Try it = Pull every line holding the word "ledamot" from the data below and copy it.

☆ ☆ ☆ ☆ ☆

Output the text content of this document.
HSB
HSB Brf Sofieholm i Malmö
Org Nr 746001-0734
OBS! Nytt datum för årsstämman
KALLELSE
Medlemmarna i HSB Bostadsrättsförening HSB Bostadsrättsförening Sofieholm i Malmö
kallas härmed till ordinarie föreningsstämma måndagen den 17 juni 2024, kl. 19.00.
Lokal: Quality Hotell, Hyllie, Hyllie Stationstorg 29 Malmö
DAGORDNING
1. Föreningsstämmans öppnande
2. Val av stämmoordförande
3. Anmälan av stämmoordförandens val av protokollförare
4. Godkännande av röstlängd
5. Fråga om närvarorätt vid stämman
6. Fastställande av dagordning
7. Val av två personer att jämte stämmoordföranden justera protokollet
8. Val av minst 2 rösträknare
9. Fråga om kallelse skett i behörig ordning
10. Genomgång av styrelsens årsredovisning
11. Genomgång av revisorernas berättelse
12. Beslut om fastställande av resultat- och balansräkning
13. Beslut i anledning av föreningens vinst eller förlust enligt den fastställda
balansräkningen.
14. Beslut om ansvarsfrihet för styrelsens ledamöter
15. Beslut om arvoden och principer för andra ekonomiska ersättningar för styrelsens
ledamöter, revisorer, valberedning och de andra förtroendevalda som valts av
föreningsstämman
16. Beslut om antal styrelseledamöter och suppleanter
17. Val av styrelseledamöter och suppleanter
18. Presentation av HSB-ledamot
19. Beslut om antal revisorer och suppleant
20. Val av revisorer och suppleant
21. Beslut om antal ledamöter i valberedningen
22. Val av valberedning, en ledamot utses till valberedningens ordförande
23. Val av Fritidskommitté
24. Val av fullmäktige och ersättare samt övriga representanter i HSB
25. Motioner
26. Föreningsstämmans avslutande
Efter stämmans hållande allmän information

☆ ☆ ☆ ☆ ☆

Solution to this problem =
18. Presentation av HSB-ledamot
22. Val av valberedning, en ledamot utses till valberedningens ordförande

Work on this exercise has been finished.